◆ **目標 A**
カメちゃんについての本文を、二文で要約してください。

同じテニスサークルの同級生、カメちゃんだ。
「女子御三家」と称される、成績優秀で知られる名門女子高出身のカメちゃんは、賢いだけではなく、小柄で可愛らしい外見、ご両親が揃って学者という血筋の良さ、ほんわかとした優しい性格と、どこをとっても申し分のないお嬢様だった。そればかりか、ひとたびラケットを握らせれば、女子とは思えないパワフルなサービスやスマッシュを次々繰り出し、上級生をも容赦なく叩きのめす実力の持ち主。つまり愛されキャラに欠かせない、ギャップの魅力までも兼ね備えた、勝ち組女子だった。
 
カメちゃんになりたい。
 
私はかなり真剣に願っていた。
当時の私はといえば、暗い、ダサい、テニス下手、という三拍子そろったコンプレックスのかたまりだった。私にとってカメちゃんは理想が服を着て歩いている、まさにそんな存在だった。
だが、カメちゃんになれる方法を、私は知らなかった。
だから、こっそりカメちゃんを観察して真似をした。ヘアスタイル、ファッション、しゃべり方、ラケットの握り方。
専攻が全然ちがうのに、カメちゃんの読んでいるドイツの作家を調べ、同じ本を読もうとしたりもした。まったく理解不能だったが。

領域アノテーション一覧:
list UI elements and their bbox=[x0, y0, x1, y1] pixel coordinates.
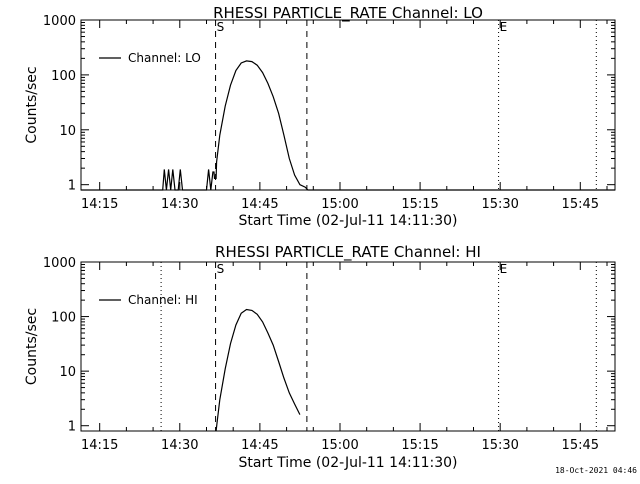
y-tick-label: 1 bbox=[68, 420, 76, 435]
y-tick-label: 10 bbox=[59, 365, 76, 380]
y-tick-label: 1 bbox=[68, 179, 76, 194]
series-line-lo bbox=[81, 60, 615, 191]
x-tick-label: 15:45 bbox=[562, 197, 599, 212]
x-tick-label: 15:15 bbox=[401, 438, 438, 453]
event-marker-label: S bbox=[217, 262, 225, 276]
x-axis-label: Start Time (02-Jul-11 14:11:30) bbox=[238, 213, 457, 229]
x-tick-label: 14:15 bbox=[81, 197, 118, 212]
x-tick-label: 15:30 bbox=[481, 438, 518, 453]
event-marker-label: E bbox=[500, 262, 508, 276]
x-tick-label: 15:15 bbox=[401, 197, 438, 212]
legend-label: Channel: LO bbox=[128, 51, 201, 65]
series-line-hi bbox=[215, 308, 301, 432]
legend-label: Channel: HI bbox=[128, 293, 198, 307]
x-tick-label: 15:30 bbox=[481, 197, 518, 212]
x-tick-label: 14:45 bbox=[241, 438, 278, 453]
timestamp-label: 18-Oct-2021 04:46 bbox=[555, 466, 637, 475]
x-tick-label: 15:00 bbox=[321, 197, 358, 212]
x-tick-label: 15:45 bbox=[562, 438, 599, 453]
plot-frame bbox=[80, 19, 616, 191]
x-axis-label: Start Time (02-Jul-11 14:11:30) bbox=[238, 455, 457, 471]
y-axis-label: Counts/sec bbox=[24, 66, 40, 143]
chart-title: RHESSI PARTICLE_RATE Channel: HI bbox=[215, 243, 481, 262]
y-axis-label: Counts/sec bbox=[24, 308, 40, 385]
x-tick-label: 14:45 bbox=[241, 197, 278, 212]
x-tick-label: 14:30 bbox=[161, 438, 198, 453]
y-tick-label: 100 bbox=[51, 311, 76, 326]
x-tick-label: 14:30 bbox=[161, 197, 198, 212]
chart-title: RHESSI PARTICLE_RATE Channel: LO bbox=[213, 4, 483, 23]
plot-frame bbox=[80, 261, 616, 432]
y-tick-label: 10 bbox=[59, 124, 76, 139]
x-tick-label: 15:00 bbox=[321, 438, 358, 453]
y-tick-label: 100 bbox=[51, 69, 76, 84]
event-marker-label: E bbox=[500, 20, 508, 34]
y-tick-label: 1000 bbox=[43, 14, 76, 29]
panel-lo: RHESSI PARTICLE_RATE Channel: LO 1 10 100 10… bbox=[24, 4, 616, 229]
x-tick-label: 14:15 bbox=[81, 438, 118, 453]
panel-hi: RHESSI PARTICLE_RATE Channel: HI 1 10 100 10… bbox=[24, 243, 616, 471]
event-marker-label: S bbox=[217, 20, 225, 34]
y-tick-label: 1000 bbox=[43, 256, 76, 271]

◆ **目標 B**
上の一覧のうち、「y-tick-label: 1 bbox=[68, 420, 76, 435]」を含む行で始まり「213, 457, 229]」を含む行で終わる部分を、両端の行も含めて一字一句そのまま書き出してください。

◆ **解答例 A**
語り手にとって、同じテニスサークルの同級生カメちゃんは、名門女子高出身で賢く可愛らしく優しい性格で、テニスでも上級生を打ち負かす理想の存在だった。コンプレックスのかたまりだった語り手はカメちゃんになりたいと真剣に願い、髪型や服装、しゃべり方、ラケットの握り方を真似し、同じドイツの作家の本まで読もうとした。

◆ **解答例 B**
y-tick-label: 1 bbox=[68, 420, 76, 435]
y-tick-label: 10 bbox=[59, 365, 76, 380]
y-tick-label: 1 bbox=[68, 179, 76, 194]
series-line-lo bbox=[81, 60, 615, 191]
x-tick-label: 15:45 bbox=[562, 197, 599, 212]
x-tick-label: 15:15 bbox=[401, 438, 438, 453]
event-marker-label: S bbox=[217, 262, 225, 276]
x-axis-label: Start Time (02-Jul-11 14:11:30) bbox=[238, 213, 457, 229]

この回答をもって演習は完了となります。